- **Exercise prompt**:
Copy each line below without leaving any out.

- **Lines of data**:
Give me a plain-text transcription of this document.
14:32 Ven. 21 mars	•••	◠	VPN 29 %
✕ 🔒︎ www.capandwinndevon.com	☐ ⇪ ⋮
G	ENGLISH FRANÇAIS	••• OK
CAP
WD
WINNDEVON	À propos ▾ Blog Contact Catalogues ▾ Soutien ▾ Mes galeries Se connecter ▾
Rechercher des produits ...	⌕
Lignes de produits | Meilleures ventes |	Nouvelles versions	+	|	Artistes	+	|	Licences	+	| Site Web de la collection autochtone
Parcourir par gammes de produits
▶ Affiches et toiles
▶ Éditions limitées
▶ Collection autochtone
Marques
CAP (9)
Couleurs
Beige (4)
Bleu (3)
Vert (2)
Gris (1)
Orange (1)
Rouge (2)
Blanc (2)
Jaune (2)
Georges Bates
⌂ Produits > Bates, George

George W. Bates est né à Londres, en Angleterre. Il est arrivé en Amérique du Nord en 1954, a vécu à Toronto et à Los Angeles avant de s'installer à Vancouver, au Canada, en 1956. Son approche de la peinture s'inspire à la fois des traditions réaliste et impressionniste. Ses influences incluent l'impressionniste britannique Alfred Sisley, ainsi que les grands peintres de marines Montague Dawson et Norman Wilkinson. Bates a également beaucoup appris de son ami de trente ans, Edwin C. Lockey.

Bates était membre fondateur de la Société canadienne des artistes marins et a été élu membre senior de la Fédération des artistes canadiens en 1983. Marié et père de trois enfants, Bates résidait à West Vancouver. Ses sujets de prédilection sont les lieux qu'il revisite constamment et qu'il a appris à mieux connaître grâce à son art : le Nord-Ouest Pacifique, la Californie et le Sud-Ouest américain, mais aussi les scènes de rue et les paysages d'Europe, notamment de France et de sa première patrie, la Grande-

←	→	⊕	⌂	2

- **Solved exercise**:
Give me a plain-text transcription of this document.
14:32 Ven. 21 mars	•••	◠	VPN 29 %
✕ 🔒︎ www.capandwinndevon.com	☐ ⇪ ⋮
G	ENGLISH FRANÇAIS	••• OK
CAP
WD
WINNDEVON	À propos ▾ Blog Contact Catalogues ▾ Soutien ▾ Mes galeries Se connecter ▾
Rechercher des produits ...	⌕
Lignes de produits | Meilleures ventes |	Nouvelles versions	+	|	Artistes	+	|	Licences	+	| Site Web de la collection autochtone
Parcourir par gammes de produits
▶ Affiches et toiles
▶ Éditions limitées
▶ Collection autochtone
Marques
CAP (9)
Couleurs
Beige (4)
Bleu (3)
Vert (2)
Gris (1)
Orange (1)
Rouge (2)
Blanc (2)
Jaune (2)
Georges Bates
⌂ Produits > Bates, George

George W. Bates est né à Londres, en Angleterre. Il est arrivé en Amérique du Nord en 1954, a vécu à Toronto et à Los Angeles avant de s'installer à Vancouver, au Canada, en 1956. Son approche de la peinture s'inspire à la fois des traditions réaliste et impressionniste. Ses influences incluent l'impressionniste britannique Alfred Sisley, ainsi que les grands peintres de marines Montague Dawson et Norman Wilkinson. Bates a également beaucoup appris de son ami de trente ans, Edwin C. Lockey.

Bates était membre fondateur de la Société canadienne des artistes marins et a été élu membre senior de la Fédération des artistes canadiens en 1983. Marié et père de trois enfants, Bates résidait à West Vancouver. Ses sujets de prédilection sont les lieux qu'il revisite constamment et qu'il a appris à mieux connaître grâce à son art : le Nord-Ouest Pacifique, la Californie et le Sud-Ouest américain, mais aussi les scènes de rue et les paysages d'Europe, notamment de France et de sa première patrie, la Grande-

←	→	⊕	⌂	2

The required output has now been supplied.